WORK REQUIRED:
Show all lines holding "Badging".

(Records about charts and figures)
########

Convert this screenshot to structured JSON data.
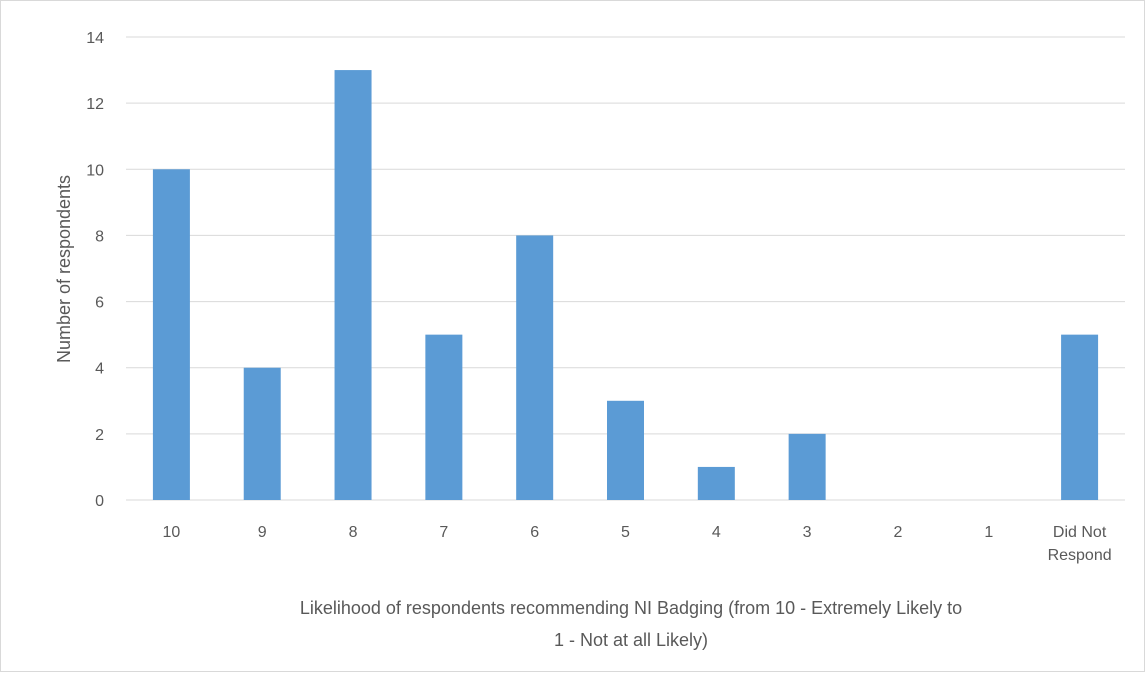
{
  "chart_data": {
    "type": "bar",
    "categories": [
      "10",
      "9",
      "8",
      "7",
      "6",
      "5",
      "4",
      "3",
      "2",
      "1",
      "Did Not Respond"
    ],
    "category_lines": [
      [
        "10"
      ],
      [
        "9"
      ],
      [
        "8"
      ],
      [
        "7"
      ],
      [
        "6"
      ],
      [
        "5"
      ],
      [
        "4"
      ],
      [
        "3"
      ],
      [
        "2"
      ],
      [
        "1"
      ],
      [
        "Did Not",
        "Respond"
      ]
    ],
    "values": [
      10,
      4,
      13,
      5,
      8,
      3,
      1,
      2,
      0,
      0,
      5
    ],
    "title": "",
    "xlabel": "Likelihood of respondents recommending NI Badging (from 10 - Extremely Likely to 1 - Not at all Likely)",
    "xlabel_lines": [
      "Likelihood of respondents recommending NI Badging (from 10 - Extremely Likely to",
      "1 - Not at all Likely)"
    ],
    "ylabel": "Number of respondents",
    "ylim": [
      0,
      14
    ],
    "yticks": [
      0,
      2,
      4,
      6,
      8,
      10,
      12,
      14
    ],
    "grid": true,
    "legend": "none",
    "colors": {
      "bar": "#5b9bd5",
      "grid": "#d9d9d9",
      "text": "#595959"
    }
  }
}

########

RESULT FOR THIS EXERCISE:
    "xlabel": "Likelihood of respondents recommending NI Badging (from 10 - Extremely Likely to 1 - Not at all Likely)",
      "Likelihood of respondents recommending NI Badging (from 10 - Extremely Likely to",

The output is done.